- **Task statement**: Reproduce the records below in full and without edits, omitting images.

- **Information provided**:
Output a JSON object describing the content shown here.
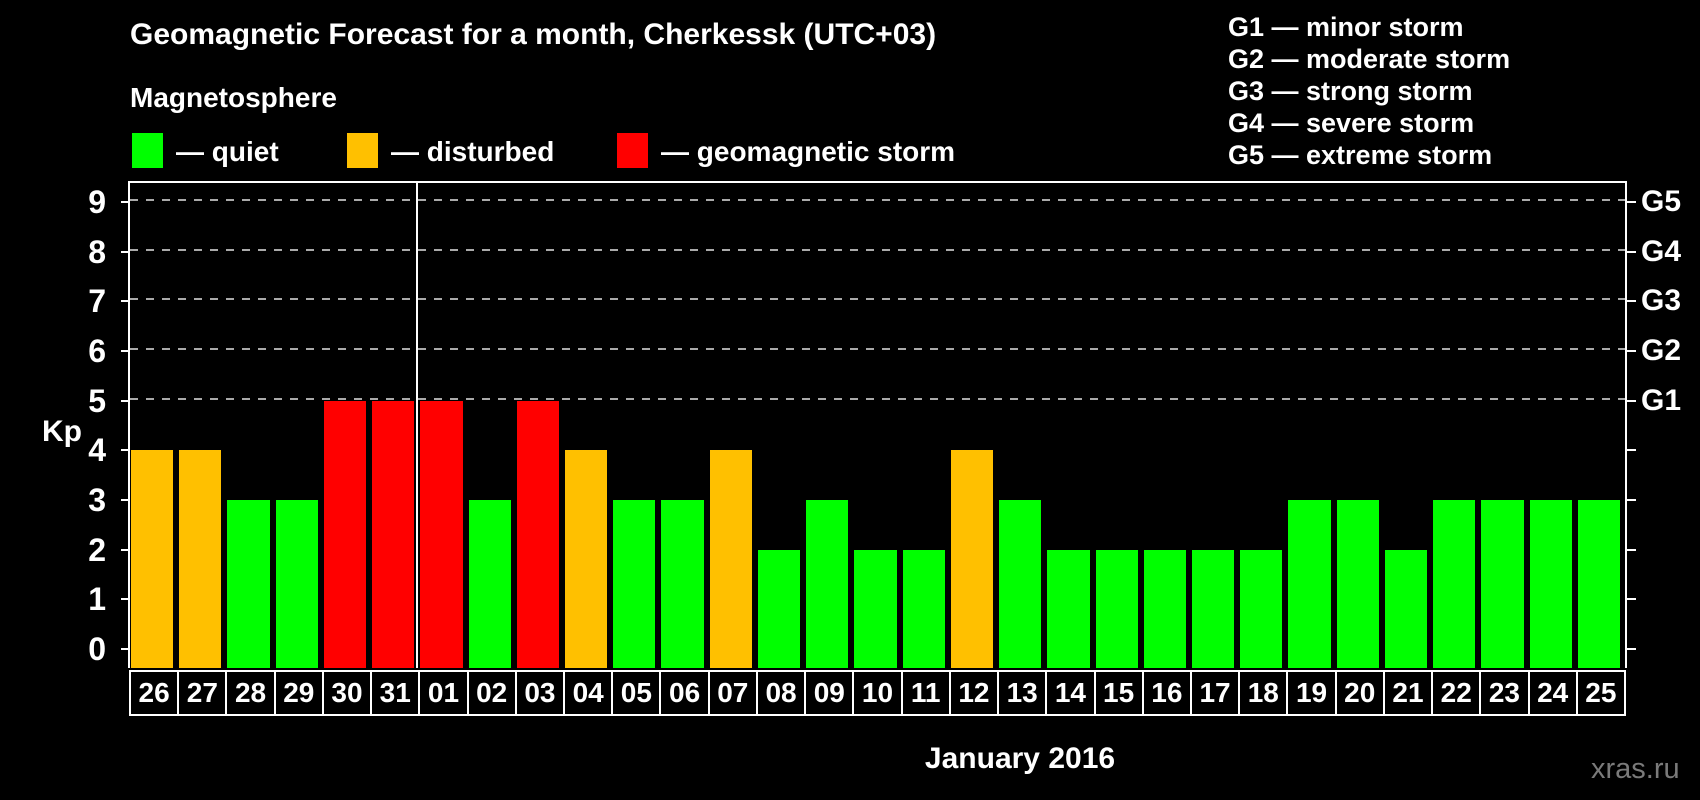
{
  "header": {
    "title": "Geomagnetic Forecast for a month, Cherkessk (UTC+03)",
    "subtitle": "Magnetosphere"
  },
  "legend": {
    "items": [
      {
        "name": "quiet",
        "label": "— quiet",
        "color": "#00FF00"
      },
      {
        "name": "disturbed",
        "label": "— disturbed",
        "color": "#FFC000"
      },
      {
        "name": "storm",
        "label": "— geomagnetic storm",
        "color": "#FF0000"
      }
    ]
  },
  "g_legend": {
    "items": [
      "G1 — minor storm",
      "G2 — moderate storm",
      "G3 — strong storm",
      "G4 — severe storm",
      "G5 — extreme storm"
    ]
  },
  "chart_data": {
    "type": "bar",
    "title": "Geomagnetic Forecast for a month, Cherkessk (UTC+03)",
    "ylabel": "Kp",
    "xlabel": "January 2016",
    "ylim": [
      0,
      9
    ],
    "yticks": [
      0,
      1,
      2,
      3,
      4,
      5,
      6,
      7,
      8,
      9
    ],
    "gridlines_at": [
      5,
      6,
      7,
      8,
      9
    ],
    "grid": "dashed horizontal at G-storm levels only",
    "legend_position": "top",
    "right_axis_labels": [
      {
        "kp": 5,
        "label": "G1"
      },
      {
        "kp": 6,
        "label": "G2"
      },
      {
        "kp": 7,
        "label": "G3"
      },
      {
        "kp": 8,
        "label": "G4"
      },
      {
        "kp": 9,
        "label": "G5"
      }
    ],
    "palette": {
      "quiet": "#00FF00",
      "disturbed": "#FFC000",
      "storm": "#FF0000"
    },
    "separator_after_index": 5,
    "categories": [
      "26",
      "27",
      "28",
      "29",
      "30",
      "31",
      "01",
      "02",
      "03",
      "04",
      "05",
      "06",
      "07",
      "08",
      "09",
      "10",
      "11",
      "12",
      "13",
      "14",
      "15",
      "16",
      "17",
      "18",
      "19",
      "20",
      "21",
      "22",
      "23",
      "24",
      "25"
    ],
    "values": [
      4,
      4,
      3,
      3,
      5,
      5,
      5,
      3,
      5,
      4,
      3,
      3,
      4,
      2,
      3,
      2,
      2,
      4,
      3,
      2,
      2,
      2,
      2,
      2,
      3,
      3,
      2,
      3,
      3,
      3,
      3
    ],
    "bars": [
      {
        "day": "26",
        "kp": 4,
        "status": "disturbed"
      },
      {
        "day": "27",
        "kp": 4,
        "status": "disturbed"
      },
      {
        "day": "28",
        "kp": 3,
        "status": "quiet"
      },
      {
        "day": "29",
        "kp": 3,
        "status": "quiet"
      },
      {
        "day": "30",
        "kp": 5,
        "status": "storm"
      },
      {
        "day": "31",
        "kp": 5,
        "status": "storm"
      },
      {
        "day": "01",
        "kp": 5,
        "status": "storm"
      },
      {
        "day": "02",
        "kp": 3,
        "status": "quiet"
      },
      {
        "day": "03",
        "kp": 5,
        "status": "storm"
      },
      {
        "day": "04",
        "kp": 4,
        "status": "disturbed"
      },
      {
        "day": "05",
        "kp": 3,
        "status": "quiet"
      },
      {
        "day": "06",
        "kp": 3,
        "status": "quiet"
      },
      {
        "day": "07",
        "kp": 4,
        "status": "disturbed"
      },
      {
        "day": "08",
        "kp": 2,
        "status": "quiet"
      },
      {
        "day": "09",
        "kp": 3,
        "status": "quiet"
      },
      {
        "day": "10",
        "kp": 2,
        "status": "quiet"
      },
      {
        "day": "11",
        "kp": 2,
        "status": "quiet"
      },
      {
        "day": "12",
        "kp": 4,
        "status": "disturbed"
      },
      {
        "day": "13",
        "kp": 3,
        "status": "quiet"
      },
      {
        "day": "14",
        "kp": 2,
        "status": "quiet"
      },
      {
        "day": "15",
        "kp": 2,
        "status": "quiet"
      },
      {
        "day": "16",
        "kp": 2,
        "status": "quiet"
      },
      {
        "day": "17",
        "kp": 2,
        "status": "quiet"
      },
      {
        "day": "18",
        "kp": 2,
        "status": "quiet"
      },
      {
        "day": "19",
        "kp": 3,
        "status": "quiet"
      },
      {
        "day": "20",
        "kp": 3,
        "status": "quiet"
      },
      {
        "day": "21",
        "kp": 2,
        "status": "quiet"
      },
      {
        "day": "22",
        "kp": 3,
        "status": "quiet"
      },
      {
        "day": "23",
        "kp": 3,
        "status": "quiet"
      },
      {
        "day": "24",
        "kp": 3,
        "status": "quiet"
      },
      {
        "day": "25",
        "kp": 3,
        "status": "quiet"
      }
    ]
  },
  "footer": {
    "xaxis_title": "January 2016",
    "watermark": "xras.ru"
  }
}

- **Exercise result**:
Output a JSON object describing the content shown here.
{
  "header": {
    "title": "Geomagnetic Forecast for a month, Cherkessk (UTC+03)",
    "subtitle": "Magnetosphere"
  },
  "legend": {
    "items": [
      {
        "name": "quiet",
        "label": "— quiet",
        "color": "#00FF00"
      },
      {
        "name": "disturbed",
        "label": "— disturbed",
        "color": "#FFC000"
      },
      {
        "name": "storm",
        "label": "— geomagnetic storm",
        "color": "#FF0000"
      }
    ]
  },
  "g_legend": {
    "items": [
      "G1 — minor storm",
      "G2 — moderate storm",
      "G3 — strong storm",
      "G4 — severe storm",
      "G5 — extreme storm"
    ]
  },
  "chart_data": {
    "type": "bar",
    "title": "Geomagnetic Forecast for a month, Cherkessk (UTC+03)",
    "ylabel": "Kp",
    "xlabel": "January 2016",
    "ylim": [
      0,
      9
    ],
    "yticks": [
      0,
      1,
      2,
      3,
      4,
      5,
      6,
      7,
      8,
      9
    ],
    "gridlines_at": [
      5,
      6,
      7,
      8,
      9
    ],
    "grid": "dashed horizontal at G-storm levels only",
    "legend_position": "top",
    "right_axis_labels": [
      {
        "kp": 5,
        "label": "G1"
      },
      {
        "kp": 6,
        "label": "G2"
      },
      {
        "kp": 7,
        "label": "G3"
      },
      {
        "kp": 8,
        "label": "G4"
      },
      {
        "kp": 9,
        "label": "G5"
      }
    ],
    "palette": {
      "quiet": "#00FF00",
      "disturbed": "#FFC000",
      "storm": "#FF0000"
    },
    "separator_after_index": 5,
    "categories": [
      "26",
      "27",
      "28",
      "29",
      "30",
      "31",
      "01",
      "02",
      "03",
      "04",
      "05",
      "06",
      "07",
      "08",
      "09",
      "10",
      "11",
      "12",
      "13",
      "14",
      "15",
      "16",
      "17",
      "18",
      "19",
      "20",
      "21",
      "22",
      "23",
      "24",
      "25"
    ],
    "values": [
      4,
      4,
      3,
      3,
      5,
      5,
      5,
      3,
      5,
      4,
      3,
      3,
      4,
      2,
      3,
      2,
      2,
      4,
      3,
      2,
      2,
      2,
      2,
      2,
      3,
      3,
      2,
      3,
      3,
      3,
      3
    ],
    "bars": [
      {
        "day": "26",
        "kp": 4,
        "status": "disturbed"
      },
      {
        "day": "27",
        "kp": 4,
        "status": "disturbed"
      },
      {
        "day": "28",
        "kp": 3,
        "status": "quiet"
      },
      {
        "day": "29",
        "kp": 3,
        "status": "quiet"
      },
      {
        "day": "30",
        "kp": 5,
        "status": "storm"
      },
      {
        "day": "31",
        "kp": 5,
        "status": "storm"
      },
      {
        "day": "01",
        "kp": 5,
        "status": "storm"
      },
      {
        "day": "02",
        "kp": 3,
        "status": "quiet"
      },
      {
        "day": "03",
        "kp": 5,
        "status": "storm"
      },
      {
        "day": "04",
        "kp": 4,
        "status": "disturbed"
      },
      {
        "day": "05",
        "kp": 3,
        "status": "quiet"
      },
      {
        "day": "06",
        "kp": 3,
        "status": "quiet"
      },
      {
        "day": "07",
        "kp": 4,
        "status": "disturbed"
      },
      {
        "day": "08",
        "kp": 2,
        "status": "quiet"
      },
      {
        "day": "09",
        "kp": 3,
        "status": "quiet"
      },
      {
        "day": "10",
        "kp": 2,
        "status": "quiet"
      },
      {
        "day": "11",
        "kp": 2,
        "status": "quiet"
      },
      {
        "day": "12",
        "kp": 4,
        "status": "disturbed"
      },
      {
        "day": "13",
        "kp": 3,
        "status": "quiet"
      },
      {
        "day": "14",
        "kp": 2,
        "status": "quiet"
      },
      {
        "day": "15",
        "kp": 2,
        "status": "quiet"
      },
      {
        "day": "16",
        "kp": 2,
        "status": "quiet"
      },
      {
        "day": "17",
        "kp": 2,
        "status": "quiet"
      },
      {
        "day": "18",
        "kp": 2,
        "status": "quiet"
      },
      {
        "day": "19",
        "kp": 3,
        "status": "quiet"
      },
      {
        "day": "20",
        "kp": 3,
        "status": "quiet"
      },
      {
        "day": "21",
        "kp": 2,
        "status": "quiet"
      },
      {
        "day": "22",
        "kp": 3,
        "status": "quiet"
      },
      {
        "day": "23",
        "kp": 3,
        "status": "quiet"
      },
      {
        "day": "24",
        "kp": 3,
        "status": "quiet"
      },
      {
        "day": "25",
        "kp": 3,
        "status": "quiet"
      }
    ]
  },
  "footer": {
    "xaxis_title": "January 2016",
    "watermark": "xras.ru"
  }
}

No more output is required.